-- Start of Task input --
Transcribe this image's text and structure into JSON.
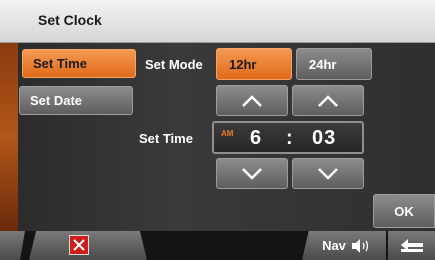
{
  "title": "Set Clock",
  "tabs": {
    "set_time": "Set Time",
    "set_date": "Set Date"
  },
  "mode": {
    "label": "Set Mode",
    "option_12": "12hr",
    "option_24": "24hr",
    "selected": "12hr"
  },
  "time": {
    "label": "Set Time",
    "ampm": "AM",
    "hour": "6",
    "separator": ":",
    "minute": "03"
  },
  "buttons": {
    "ok": "OK",
    "nav": "Nav"
  },
  "icons": {
    "up": "chevron-up-icon",
    "down": "chevron-down-icon",
    "cancel": "close-icon",
    "volume": "speaker-icon",
    "back": "back-arrow-icon"
  },
  "colors": {
    "accent": "#e97a2b",
    "cancel": "#d11c1c"
  }
}
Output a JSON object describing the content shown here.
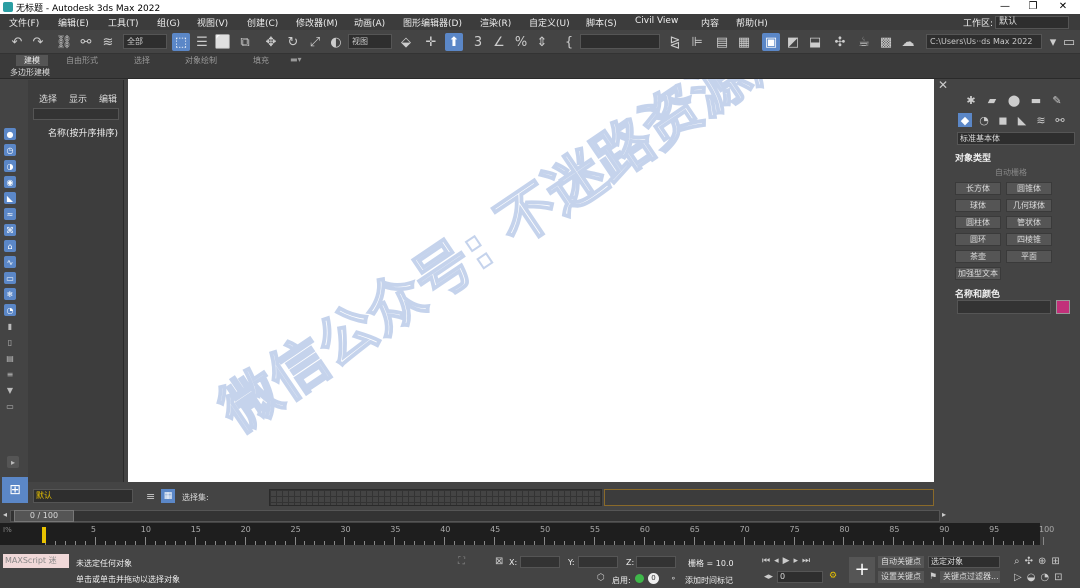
{
  "window": {
    "title": "无标题 - Autodesk 3ds Max 2022",
    "minimize": "—",
    "maximize": "❐",
    "close": "✕"
  },
  "menu": [
    "文件(F)",
    "编辑(E)",
    "工具(T)",
    "组(G)",
    "视图(V)",
    "创建(C)",
    "修改器(M)",
    "动画(A)",
    "图形编辑器(D)",
    "渲染(R)",
    "自定义(U)",
    "脚本(S)",
    "Civil View",
    "内容",
    "帮助(H)"
  ],
  "workspace": {
    "label": "工作区:",
    "value": "默认"
  },
  "toolbar": {
    "selection_filter": "全部",
    "ref_coord": "视图",
    "path_field": "C:\\Users\\Us··ds Max 2022"
  },
  "ribbon": {
    "tabs": [
      "建模",
      "自由形式",
      "选择",
      "对象绘制",
      "填充"
    ],
    "active": "建模",
    "subpanel": "多边形建模"
  },
  "scene_explorer": {
    "tabs": [
      "选择",
      "显示",
      "编辑"
    ],
    "column": "名称(按升序排序)"
  },
  "command_panel": {
    "category": "标准基本体",
    "object_type_header": "对象类型",
    "autogrid": "自动栅格",
    "buttons": [
      "长方体",
      "圆锥体",
      "球体",
      "几何球体",
      "圆柱体",
      "管状体",
      "圆环",
      "四棱锥",
      "茶壶",
      "平面",
      "加强型文本"
    ],
    "name_color_header": "名称和颜色",
    "color": "#c2307a"
  },
  "bottom": {
    "layer": "默认",
    "selection_set_label": "选择集:",
    "time_position": "0 / 100",
    "ruler_labels": [
      "5",
      "10",
      "15",
      "20",
      "25",
      "30",
      "35",
      "40",
      "45",
      "50",
      "55",
      "60",
      "65",
      "70",
      "75",
      "80",
      "85",
      "90",
      "95",
      "100"
    ],
    "maxscript": "MAXScript 迷",
    "status1": "未选定任何对象",
    "status2": "单击或单击并拖动以选择对象",
    "x_label": "X:",
    "y_label": "Y:",
    "z_label": "Z:",
    "grid": "栅格 = 10.0",
    "enable": "启用:",
    "add_time_tag": "添加时间标记",
    "auto_key": "自动关键点",
    "set_key": "设置关键点",
    "key_filter_select": "选定对象",
    "key_filters": "关键点过滤器...",
    "frame": "0"
  },
  "watermark": "微信公众号: 不迷路资源库"
}
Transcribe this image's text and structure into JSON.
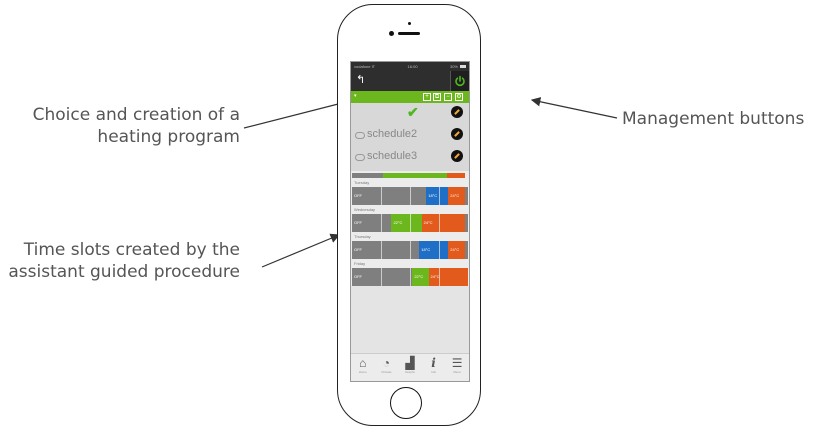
{
  "callouts": {
    "program": "Choice and creation of a heating program",
    "slots": "Time slots created by the assistant guided procedure",
    "management": "Management buttons"
  },
  "status_bar": {
    "left": "vodafone IT",
    "center": "16:00",
    "right": "30%"
  },
  "header": {
    "back_icon": "back-arrow-icon",
    "power_icon": "power-icon",
    "power_color": "#4fb81e"
  },
  "program_bar": {
    "color": "#6cb71e",
    "buttons": [
      {
        "name": "add",
        "glyph": "+"
      },
      {
        "name": "copy",
        "glyph": "⧉"
      },
      {
        "name": "remove",
        "glyph": "−"
      },
      {
        "name": "settings",
        "glyph": "⚙"
      }
    ]
  },
  "programs": [
    {
      "name": "",
      "selected": true
    },
    {
      "name": "schedule2",
      "selected": false
    },
    {
      "name": "schedule3",
      "selected": false
    }
  ],
  "days": [
    {
      "name": "Tuesday",
      "slots": [
        {
          "label": "OFF",
          "start": 0,
          "end": 0.64,
          "color": "#7f7f7f"
        },
        {
          "label": "18°C",
          "start": 0.64,
          "end": 0.83,
          "color": "#1f6fc6"
        },
        {
          "label": "24°C",
          "start": 0.83,
          "end": 0.97,
          "color": "#e25a1c"
        },
        {
          "label": "",
          "start": 0.97,
          "end": 1,
          "color": "#7f7f7f"
        }
      ]
    },
    {
      "name": "Wednesday",
      "slots": [
        {
          "label": "OFF",
          "start": 0,
          "end": 0.34,
          "color": "#7f7f7f"
        },
        {
          "label": "22°C",
          "start": 0.34,
          "end": 0.6,
          "color": "#6cb71e"
        },
        {
          "label": "24°C",
          "start": 0.6,
          "end": 0.97,
          "color": "#e25a1c"
        },
        {
          "label": "",
          "start": 0.97,
          "end": 1,
          "color": "#7f7f7f"
        }
      ]
    },
    {
      "name": "Thursday",
      "slots": [
        {
          "label": "OFF",
          "start": 0,
          "end": 0.58,
          "color": "#7f7f7f"
        },
        {
          "label": "18°C",
          "start": 0.58,
          "end": 0.83,
          "color": "#1f6fc6"
        },
        {
          "label": "24°C",
          "start": 0.83,
          "end": 0.97,
          "color": "#e25a1c"
        },
        {
          "label": "",
          "start": 0.97,
          "end": 1,
          "color": "#7f7f7f"
        }
      ]
    },
    {
      "name": "Friday",
      "slots": [
        {
          "label": "OFF",
          "start": 0,
          "end": 0.52,
          "color": "#7f7f7f"
        },
        {
          "label": "22°C",
          "start": 0.52,
          "end": 0.66,
          "color": "#6cb71e"
        },
        {
          "label": "24°C",
          "start": 0.66,
          "end": 1,
          "color": "#e25a1c"
        }
      ]
    }
  ],
  "nav": [
    {
      "label": "Home",
      "icon": "home-icon",
      "glyph": "⌂"
    },
    {
      "label": "Climate",
      "icon": "thermostat-icon",
      "glyph": "◔"
    },
    {
      "label": "Graphs",
      "icon": "chart-icon",
      "glyph": "▟"
    },
    {
      "label": "Info",
      "icon": "info-icon",
      "glyph": "i"
    },
    {
      "label": "Menu",
      "icon": "menu-icon",
      "glyph": "☰"
    }
  ]
}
-- End of Task input --
__What the exercise asks__
Leave out the pictures and copy the rest of the material above exactly.

__The response__
Transcribe this image's text and structure into JSON.
{
  "title": "Set Clock",
  "tabs": {
    "set_time": "Set Time",
    "set_date": "Set Date"
  },
  "mode": {
    "label": "Set Mode",
    "option_12": "12hr",
    "option_24": "24hr",
    "selected": "12hr"
  },
  "time": {
    "label": "Set Time",
    "ampm": "AM",
    "hour": "6",
    "separator": ":",
    "minute": "03"
  },
  "buttons": {
    "ok": "OK",
    "nav": "Nav"
  },
  "icons": {
    "up": "chevron-up-icon",
    "down": "chevron-down-icon",
    "cancel": "close-icon",
    "volume": "speaker-icon",
    "back": "back-arrow-icon"
  },
  "colors": {
    "accent": "#e97a2b",
    "cancel": "#d11c1c"
  }
}
Output a JSON object describing the content shown here.
{
  "window": {
    "title": "无标题 - Autodesk 3ds Max 2022",
    "minimize": "—",
    "maximize": "❐",
    "close": "✕"
  },
  "menu": [
    "文件(F)",
    "编辑(E)",
    "工具(T)",
    "组(G)",
    "视图(V)",
    "创建(C)",
    "修改器(M)",
    "动画(A)",
    "图形编辑器(D)",
    "渲染(R)",
    "自定义(U)",
    "脚本(S)",
    "Civil View",
    "内容",
    "帮助(H)"
  ],
  "workspace": {
    "label": "工作区:",
    "value": "默认"
  },
  "toolbar": {
    "selection_filter": "全部",
    "ref_coord": "视图",
    "path_field": "C:\\Users\\Us··ds Max 2022"
  },
  "ribbon": {
    "tabs": [
      "建模",
      "自由形式",
      "选择",
      "对象绘制",
      "填充"
    ],
    "active": "建模",
    "subpanel": "多边形建模"
  },
  "scene_explorer": {
    "tabs": [
      "选择",
      "显示",
      "编辑"
    ],
    "column": "名称(按升序排序)"
  },
  "command_panel": {
    "category": "标准基本体",
    "object_type_header": "对象类型",
    "autogrid": "自动栅格",
    "buttons": [
      "长方体",
      "圆锥体",
      "球体",
      "几何球体",
      "圆柱体",
      "管状体",
      "圆环",
      "四棱锥",
      "茶壶",
      "平面",
      "加强型文本"
    ],
    "name_color_header": "名称和颜色",
    "color": "#c2307a"
  },
  "bottom": {
    "layer": "默认",
    "selection_set_label": "选择集:",
    "time_position": "0 / 100",
    "ruler_labels": [
      "5",
      "10",
      "15",
      "20",
      "25",
      "30",
      "35",
      "40",
      "45",
      "50",
      "55",
      "60",
      "65",
      "70",
      "75",
      "80",
      "85",
      "90",
      "95",
      "100"
    ],
    "maxscript": "MAXScript 迷",
    "status1": "未选定任何对象",
    "status2": "单击或单击并拖动以选择对象",
    "x_label": "X:",
    "y_label": "Y:",
    "z_label": "Z:",
    "grid": "栅格 = 10.0",
    "enable": "启用:",
    "add_time_tag": "添加时间标记",
    "auto_key": "自动关键点",
    "set_key": "设置关键点",
    "key_filter_select": "选定对象",
    "key_filters": "关键点过滤器...",
    "frame": "0"
  },
  "watermark": "微信公众号: 不迷路资源库"
}
Transcribe this image's text and structure into JSON.
{
  "callouts": {
    "program": "Choice and creation of a heating program",
    "slots": "Time slots created by the assistant guided procedure",
    "management": "Management buttons"
  },
  "status_bar": {
    "left": "vodafone IT",
    "center": "16:00",
    "right": "30%"
  },
  "header": {
    "back_icon": "back-arrow-icon",
    "power_icon": "power-icon",
    "power_color": "#4fb81e"
  },
  "program_bar": {
    "color": "#6cb71e",
    "buttons": [
      {
        "name": "add",
        "glyph": "+"
      },
      {
        "name": "copy",
        "glyph": "⧉"
      },
      {
        "name": "remove",
        "glyph": "−"
      },
      {
        "name": "settings",
        "glyph": "⚙"
      }
    ]
  },
  "programs": [
    {
      "name": "",
      "selected": true
    },
    {
      "name": "schedule2",
      "selected": false
    },
    {
      "name": "schedule3",
      "selected": false
    }
  ],
  "days": [
    {
      "name": "Tuesday",
      "slots": [
        {
          "label": "OFF",
          "start": 0,
          "end": 0.64,
          "color": "#7f7f7f"
        },
        {
          "label": "18°C",
          "start": 0.64,
          "end": 0.83,
          "color": "#1f6fc6"
        },
        {
          "label": "24°C",
          "start": 0.83,
          "end": 0.97,
          "color": "#e25a1c"
        },
        {
          "label": "",
          "start": 0.97,
          "end": 1,
          "color": "#7f7f7f"
        }
      ]
    },
    {
      "name": "Wednesday",
      "slots": [
        {
          "label": "OFF",
          "start": 0,
          "end": 0.34,
          "color": "#7f7f7f"
        },
        {
          "label": "22°C",
          "start": 0.34,
          "end": 0.6,
          "color": "#6cb71e"
        },
        {
          "label": "24°C",
          "start": 0.6,
          "end": 0.97,
          "color": "#e25a1c"
        },
        {
          "label": "",
          "start": 0.97,
          "end": 1,
          "color": "#7f7f7f"
        }
      ]
    },
    {
      "name": "Thursday",
      "slots": [
        {
          "label": "OFF",
          "start": 0,
          "end": 0.58,
          "color": "#7f7f7f"
        },
        {
          "label": "18°C",
          "start": 0.58,
          "end": 0.83,
          "color": "#1f6fc6"
        },
        {
          "label": "24°C",
          "start": 0.83,
          "end": 0.97,
          "color": "#e25a1c"
        },
        {
          "label": "",
          "start": 0.97,
          "end": 1,
          "color": "#7f7f7f"
        }
      ]
    },
    {
      "name": "Friday",
      "slots": [
        {
          "label": "OFF",
          "start": 0,
          "end": 0.52,
          "color": "#7f7f7f"
        },
        {
          "label": "22°C",
          "start": 0.52,
          "end": 0.66,
          "color": "#6cb71e"
        },
        {
          "label": "24°C",
          "start": 0.66,
          "end": 1,
          "color": "#e25a1c"
        }
      ]
    }
  ],
  "nav": [
    {
      "label": "Home",
      "icon": "home-icon",
      "glyph": "⌂"
    },
    {
      "label": "Climate",
      "icon": "thermostat-icon",
      "glyph": "◔"
    },
    {
      "label": "Graphs",
      "icon": "chart-icon",
      "glyph": "▟"
    },
    {
      "label": "Info",
      "icon": "info-icon",
      "glyph": "i"
    },
    {
      "label": "Menu",
      "icon": "menu-icon",
      "glyph": "☰"
    }
  ]
}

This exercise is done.